### Stated exercise
Reproduce the whole listing, character for character.

○ ○ ○ ○ ○

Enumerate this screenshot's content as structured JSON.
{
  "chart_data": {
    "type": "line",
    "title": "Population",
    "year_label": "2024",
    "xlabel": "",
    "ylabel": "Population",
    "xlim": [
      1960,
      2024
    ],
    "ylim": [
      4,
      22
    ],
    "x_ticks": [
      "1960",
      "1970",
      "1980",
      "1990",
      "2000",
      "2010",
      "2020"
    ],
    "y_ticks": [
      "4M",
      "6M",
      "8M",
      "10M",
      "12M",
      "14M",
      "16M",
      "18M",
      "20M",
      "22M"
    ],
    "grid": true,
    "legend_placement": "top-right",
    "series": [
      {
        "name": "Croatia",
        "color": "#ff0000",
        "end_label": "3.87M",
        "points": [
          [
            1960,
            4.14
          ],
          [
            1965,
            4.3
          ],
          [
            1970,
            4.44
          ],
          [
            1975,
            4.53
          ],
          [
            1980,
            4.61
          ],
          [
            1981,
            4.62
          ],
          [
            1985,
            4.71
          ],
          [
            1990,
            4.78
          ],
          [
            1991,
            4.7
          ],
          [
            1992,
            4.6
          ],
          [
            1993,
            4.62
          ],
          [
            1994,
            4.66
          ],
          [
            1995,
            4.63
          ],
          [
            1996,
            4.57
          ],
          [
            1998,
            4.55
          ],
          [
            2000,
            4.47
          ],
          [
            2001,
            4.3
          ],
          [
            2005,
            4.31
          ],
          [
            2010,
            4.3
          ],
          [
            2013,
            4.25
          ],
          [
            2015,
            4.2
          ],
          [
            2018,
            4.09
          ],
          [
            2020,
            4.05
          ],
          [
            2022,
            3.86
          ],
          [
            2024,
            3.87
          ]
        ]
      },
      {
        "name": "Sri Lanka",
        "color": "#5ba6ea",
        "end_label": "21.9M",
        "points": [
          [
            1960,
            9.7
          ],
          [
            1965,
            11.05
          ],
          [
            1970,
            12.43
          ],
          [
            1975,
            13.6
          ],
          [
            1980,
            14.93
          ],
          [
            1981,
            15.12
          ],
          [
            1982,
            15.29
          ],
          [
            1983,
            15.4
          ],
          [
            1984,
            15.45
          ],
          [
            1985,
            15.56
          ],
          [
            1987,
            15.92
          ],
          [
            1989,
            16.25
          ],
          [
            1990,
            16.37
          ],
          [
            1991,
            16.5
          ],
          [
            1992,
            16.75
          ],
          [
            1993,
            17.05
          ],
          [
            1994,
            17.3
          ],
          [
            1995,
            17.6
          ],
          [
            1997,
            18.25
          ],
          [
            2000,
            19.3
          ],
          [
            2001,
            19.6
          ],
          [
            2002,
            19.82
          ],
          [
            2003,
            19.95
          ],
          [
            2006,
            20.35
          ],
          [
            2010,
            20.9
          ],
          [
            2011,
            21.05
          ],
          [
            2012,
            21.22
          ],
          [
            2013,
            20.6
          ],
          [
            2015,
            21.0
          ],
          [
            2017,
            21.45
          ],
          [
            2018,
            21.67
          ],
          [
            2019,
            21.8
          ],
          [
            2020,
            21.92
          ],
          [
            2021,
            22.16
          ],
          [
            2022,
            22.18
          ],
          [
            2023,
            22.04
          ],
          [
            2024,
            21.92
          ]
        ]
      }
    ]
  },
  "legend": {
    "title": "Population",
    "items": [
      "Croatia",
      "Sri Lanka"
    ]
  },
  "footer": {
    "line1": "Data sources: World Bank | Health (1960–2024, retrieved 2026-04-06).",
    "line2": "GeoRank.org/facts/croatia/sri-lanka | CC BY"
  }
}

○ ○ ○ ○ ○

### Reply
Enumerate this screenshot's content as structured JSON.
{
  "chart_data": {
    "type": "line",
    "title": "Population",
    "year_label": "2024",
    "xlabel": "",
    "ylabel": "Population",
    "xlim": [
      1960,
      2024
    ],
    "ylim": [
      4,
      22
    ],
    "x_ticks": [
      "1960",
      "1970",
      "1980",
      "1990",
      "2000",
      "2010",
      "2020"
    ],
    "y_ticks": [
      "4M",
      "6M",
      "8M",
      "10M",
      "12M",
      "14M",
      "16M",
      "18M",
      "20M",
      "22M"
    ],
    "grid": true,
    "legend_placement": "top-right",
    "series": [
      {
        "name": "Croatia",
        "color": "#ff0000",
        "end_label": "3.87M",
        "points": [
          [
            1960,
            4.14
          ],
          [
            1965,
            4.3
          ],
          [
            1970,
            4.44
          ],
          [
            1975,
            4.53
          ],
          [
            1980,
            4.61
          ],
          [
            1981,
            4.62
          ],
          [
            1985,
            4.71
          ],
          [
            1990,
            4.78
          ],
          [
            1991,
            4.7
          ],
          [
            1992,
            4.6
          ],
          [
            1993,
            4.62
          ],
          [
            1994,
            4.66
          ],
          [
            1995,
            4.63
          ],
          [
            1996,
            4.57
          ],
          [
            1998,
            4.55
          ],
          [
            2000,
            4.47
          ],
          [
            2001,
            4.3
          ],
          [
            2005,
            4.31
          ],
          [
            2010,
            4.3
          ],
          [
            2013,
            4.25
          ],
          [
            2015,
            4.2
          ],
          [
            2018,
            4.09
          ],
          [
            2020,
            4.05
          ],
          [
            2022,
            3.86
          ],
          [
            2024,
            3.87
          ]
        ]
      },
      {
        "name": "Sri Lanka",
        "color": "#5ba6ea",
        "end_label": "21.9M",
        "points": [
          [
            1960,
            9.7
          ],
          [
            1965,
            11.05
          ],
          [
            1970,
            12.43
          ],
          [
            1975,
            13.6
          ],
          [
            1980,
            14.93
          ],
          [
            1981,
            15.12
          ],
          [
            1982,
            15.29
          ],
          [
            1983,
            15.4
          ],
          [
            1984,
            15.45
          ],
          [
            1985,
            15.56
          ],
          [
            1987,
            15.92
          ],
          [
            1989,
            16.25
          ],
          [
            1990,
            16.37
          ],
          [
            1991,
            16.5
          ],
          [
            1992,
            16.75
          ],
          [
            1993,
            17.05
          ],
          [
            1994,
            17.3
          ],
          [
            1995,
            17.6
          ],
          [
            1997,
            18.25
          ],
          [
            2000,
            19.3
          ],
          [
            2001,
            19.6
          ],
          [
            2002,
            19.82
          ],
          [
            2003,
            19.95
          ],
          [
            2006,
            20.35
          ],
          [
            2010,
            20.9
          ],
          [
            2011,
            21.05
          ],
          [
            2012,
            21.22
          ],
          [
            2013,
            20.6
          ],
          [
            2015,
            21.0
          ],
          [
            2017,
            21.45
          ],
          [
            2018,
            21.67
          ],
          [
            2019,
            21.8
          ],
          [
            2020,
            21.92
          ],
          [
            2021,
            22.16
          ],
          [
            2022,
            22.18
          ],
          [
            2023,
            22.04
          ],
          [
            2024,
            21.92
          ]
        ]
      }
    ]
  },
  "legend": {
    "title": "Population",
    "items": [
      "Croatia",
      "Sri Lanka"
    ]
  },
  "footer": {
    "line1": "Data sources: World Bank | Health (1960–2024, retrieved 2026-04-06).",
    "line2": "GeoRank.org/facts/croatia/sri-lanka | CC BY"
  }
}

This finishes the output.